- Set exercise:
Only the lines starting at the one that contains "Convert this document image to plain text." and running to the end should be repeated, exactly as written.

— start Records provided —

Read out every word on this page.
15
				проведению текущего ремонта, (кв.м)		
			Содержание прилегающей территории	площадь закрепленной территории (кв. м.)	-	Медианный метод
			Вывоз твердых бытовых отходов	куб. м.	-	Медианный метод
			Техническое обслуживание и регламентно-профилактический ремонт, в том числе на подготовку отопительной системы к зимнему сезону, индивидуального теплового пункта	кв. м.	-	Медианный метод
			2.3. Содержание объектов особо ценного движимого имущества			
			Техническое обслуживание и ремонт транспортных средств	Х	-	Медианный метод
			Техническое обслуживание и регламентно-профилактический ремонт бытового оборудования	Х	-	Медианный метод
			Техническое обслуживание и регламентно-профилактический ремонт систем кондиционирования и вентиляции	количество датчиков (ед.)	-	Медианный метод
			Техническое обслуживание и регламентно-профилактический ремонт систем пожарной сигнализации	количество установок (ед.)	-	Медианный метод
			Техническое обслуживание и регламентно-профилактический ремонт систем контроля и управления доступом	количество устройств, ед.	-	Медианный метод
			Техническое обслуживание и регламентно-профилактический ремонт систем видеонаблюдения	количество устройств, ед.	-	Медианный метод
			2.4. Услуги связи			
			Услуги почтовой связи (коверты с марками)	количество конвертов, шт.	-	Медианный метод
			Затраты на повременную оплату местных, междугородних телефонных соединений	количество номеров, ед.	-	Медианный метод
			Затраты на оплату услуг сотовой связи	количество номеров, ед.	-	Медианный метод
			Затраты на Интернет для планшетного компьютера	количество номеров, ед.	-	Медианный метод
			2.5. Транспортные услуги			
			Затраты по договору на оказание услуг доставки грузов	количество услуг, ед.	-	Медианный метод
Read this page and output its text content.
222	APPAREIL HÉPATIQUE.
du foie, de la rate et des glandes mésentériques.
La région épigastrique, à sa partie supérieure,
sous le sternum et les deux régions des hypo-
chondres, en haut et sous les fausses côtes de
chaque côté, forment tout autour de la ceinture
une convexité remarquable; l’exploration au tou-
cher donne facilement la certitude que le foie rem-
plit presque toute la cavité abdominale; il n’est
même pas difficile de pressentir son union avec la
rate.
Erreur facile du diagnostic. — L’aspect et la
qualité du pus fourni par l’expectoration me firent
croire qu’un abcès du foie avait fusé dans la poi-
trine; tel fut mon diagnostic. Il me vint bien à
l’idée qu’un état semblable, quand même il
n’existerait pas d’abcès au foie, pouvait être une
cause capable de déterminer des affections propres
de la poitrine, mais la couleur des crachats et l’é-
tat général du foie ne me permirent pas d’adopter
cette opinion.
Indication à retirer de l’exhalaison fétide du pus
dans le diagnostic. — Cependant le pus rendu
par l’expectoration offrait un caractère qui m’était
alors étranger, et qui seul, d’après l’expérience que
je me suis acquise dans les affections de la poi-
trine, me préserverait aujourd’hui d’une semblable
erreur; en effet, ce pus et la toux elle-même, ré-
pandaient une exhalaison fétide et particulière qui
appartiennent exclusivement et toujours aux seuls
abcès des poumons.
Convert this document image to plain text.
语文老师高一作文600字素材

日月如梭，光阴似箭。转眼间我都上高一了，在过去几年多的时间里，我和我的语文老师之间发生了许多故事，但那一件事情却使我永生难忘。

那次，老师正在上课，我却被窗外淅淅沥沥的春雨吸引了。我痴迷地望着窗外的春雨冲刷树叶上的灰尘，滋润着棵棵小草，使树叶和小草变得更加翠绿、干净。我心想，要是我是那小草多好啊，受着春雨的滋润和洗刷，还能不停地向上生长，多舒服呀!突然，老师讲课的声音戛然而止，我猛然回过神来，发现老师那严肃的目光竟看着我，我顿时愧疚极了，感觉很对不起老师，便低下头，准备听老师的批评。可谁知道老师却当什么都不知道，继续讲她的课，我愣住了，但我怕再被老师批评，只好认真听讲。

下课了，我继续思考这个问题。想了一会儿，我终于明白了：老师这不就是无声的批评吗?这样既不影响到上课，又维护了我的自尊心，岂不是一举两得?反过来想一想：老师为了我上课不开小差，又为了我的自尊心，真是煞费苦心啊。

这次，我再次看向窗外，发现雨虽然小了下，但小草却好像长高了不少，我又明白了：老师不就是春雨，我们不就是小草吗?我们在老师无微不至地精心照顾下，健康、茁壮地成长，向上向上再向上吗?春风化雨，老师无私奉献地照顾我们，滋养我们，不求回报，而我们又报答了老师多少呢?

— end Records provided —

- Response to this task:
Convert this document image to plain text.
语文老师高一作文600字素材

日月如梭，光阴似箭。转眼间我都上高一了，在过去几年多的时间里，我和我的语文老师之间发生了许多故事，但那一件事情却使我永生难忘。

那次，老师正在上课，我却被窗外淅淅沥沥的春雨吸引了。我痴迷地望着窗外的春雨冲刷树叶上的灰尘，滋润着棵棵小草，使树叶和小草变得更加翠绿、干净。我心想，要是我是那小草多好啊，受着春雨的滋润和洗刷，还能不停地向上生长，多舒服呀!突然，老师讲课的声音戛然而止，我猛然回过神来，发现老师那严肃的目光竟看着我，我顿时愧疚极了，感觉很对不起老师，便低下头，准备听老师的批评。可谁知道老师却当什么都不知道，继续讲她的课，我愣住了，但我怕再被老师批评，只好认真听讲。

下课了，我继续思考这个问题。想了一会儿，我终于明白了：老师这不就是无声的批评吗?这样既不影响到上课，又维护了我的自尊心，岂不是一举两得?反过来想一想：老师为了我上课不开小差，又为了我的自尊心，真是煞费苦心啊。

这次，我再次看向窗外，发现雨虽然小了下，但小草却好像长高了不少，我又明白了：老师不就是春雨，我们不就是小草吗?我们在老师无微不至地精心照顾下，健康、茁壮地成长，向上向上再向上吗?春风化雨，老师无私奉献地照顾我们，滋养我们，不求回报，而我们又报答了老师多少呢?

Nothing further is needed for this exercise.